• _Passage_:
# # # # # # #
Mustafa Dağıstanlı Sports Hall () is a multi-purpose indoor sport venue located in İlkadım district of Samsun Province, northern Turkey. It was named in honor of Mustafa Dağıstanlı (born 1931), a local sport wrestler, who became twice Olympic and three times world champion in freestyle.

The sports hall is situated in Hançerli Mah., Atatürk Boulevard. 17, İlkadım. The groundbreaking of the building took place on December 17, 2011. It was opened in presence of Minister of Youth and Sports Suat Kılıç on June 2, 2013. It is situated on Adnan Menderes Boulevard next to Ondokuz Mayıs University's İlkadım Campus.  The sports hall hosts a great variety of sports in addition to badminton, basketball, fencing and volleyball competitions, like boxing, judo, karate, taekwondo, kickboxing, wrestling, weightlifting, table tennis, chess and shooting. The venue has a seating capacity for 2,000 spectators, including 100 for VIP, 100 for media members, 100 for accredited sportspeople and 80 for physically handicapped people.
# # # # # # #
• _Records_:
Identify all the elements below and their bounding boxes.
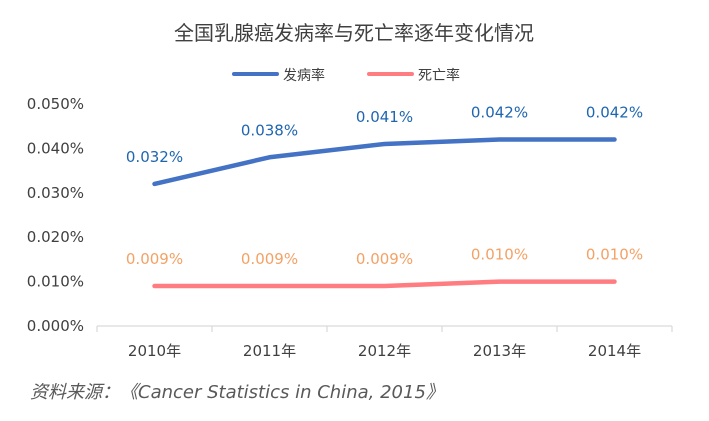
series-line (152, 137, 617, 187)
data-label: 0.042% (471, 104, 528, 122)
chart-title: 全国乳腺癌发病率与死亡率逐年变化情况 (174, 21, 534, 45)
x-tick-label: 2011年 (243, 342, 296, 360)
data-label: 0.010% (471, 246, 528, 264)
data-labels: 0.032% 0.038% 0.041% 0.042% 0.042% 0.009% 0.00… (126, 104, 643, 269)
x-tick-label: 2010年 (128, 342, 181, 360)
x-tick-label: 2012年 (358, 342, 411, 360)
data-label: 0.038% (241, 121, 298, 139)
data-label: 0.032% (126, 148, 183, 166)
x-axis: 2010年 2011年 2012年 2013年 2014年 (96, 325, 673, 360)
data-label: 0.009% (241, 250, 298, 268)
series-layer (152, 137, 617, 289)
legend-label: 发病率 (283, 67, 325, 84)
x-tick-label: 2013年 (473, 342, 526, 360)
y-tick-label: 0.010% (27, 273, 84, 291)
y-tick-label: 0.050% (27, 95, 84, 113)
y-tick-label: 0.000% (27, 317, 84, 335)
data-label: 0.009% (356, 250, 413, 268)
data-label: 0.009% (126, 250, 183, 268)
source-note: 资料来源：《Cancer Statistics in China, 2015》 (30, 382, 444, 403)
y-tick-label: 0.030% (27, 184, 84, 202)
data-label: 0.041% (356, 108, 413, 126)
series-line (152, 279, 617, 289)
y-axis: 0.000% 0.010% 0.020% 0.030% 0.040% 0.050% (27, 95, 84, 335)
legend: 发病率 死亡率 (232, 67, 460, 84)
data-label: 0.010% (586, 246, 643, 264)
legend-label: 死亡率 (418, 67, 460, 84)
y-tick-label: 0.040% (27, 139, 84, 157)
x-tick-label: 2014年 (588, 342, 641, 360)
y-tick-label: 0.020% (27, 228, 84, 246)
data-label: 0.042% (586, 104, 643, 122)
# # # # # # #
• _Written instruction A_: From the passage on the sports hall, echo the text word for word, starting with "Mustafa Dağıstanlı Sports" and going on through "champion in freestyle.".
• _Written instruction B_: According to the passage on the sports hall, why does the venue carry the name Mustafa Dağıstanlı?

• _Output A_:
Mustafa Dağıstanlı Sports Hall () is a multi-purpose indoor sport venue located in İlkadım district of Samsun Province, northern Turkey. It was named in honor of Mustafa Dağıstanlı (born 1931), a local sport wrestler, who became twice Olympic and three times world champion in freestyle.

• _Output B_: The hall was named in honor of Mustafa Dağıstanlı, a local sport wrestler born in 1931. He became a two-time Olympic champion and a three-time world champion in freestyle.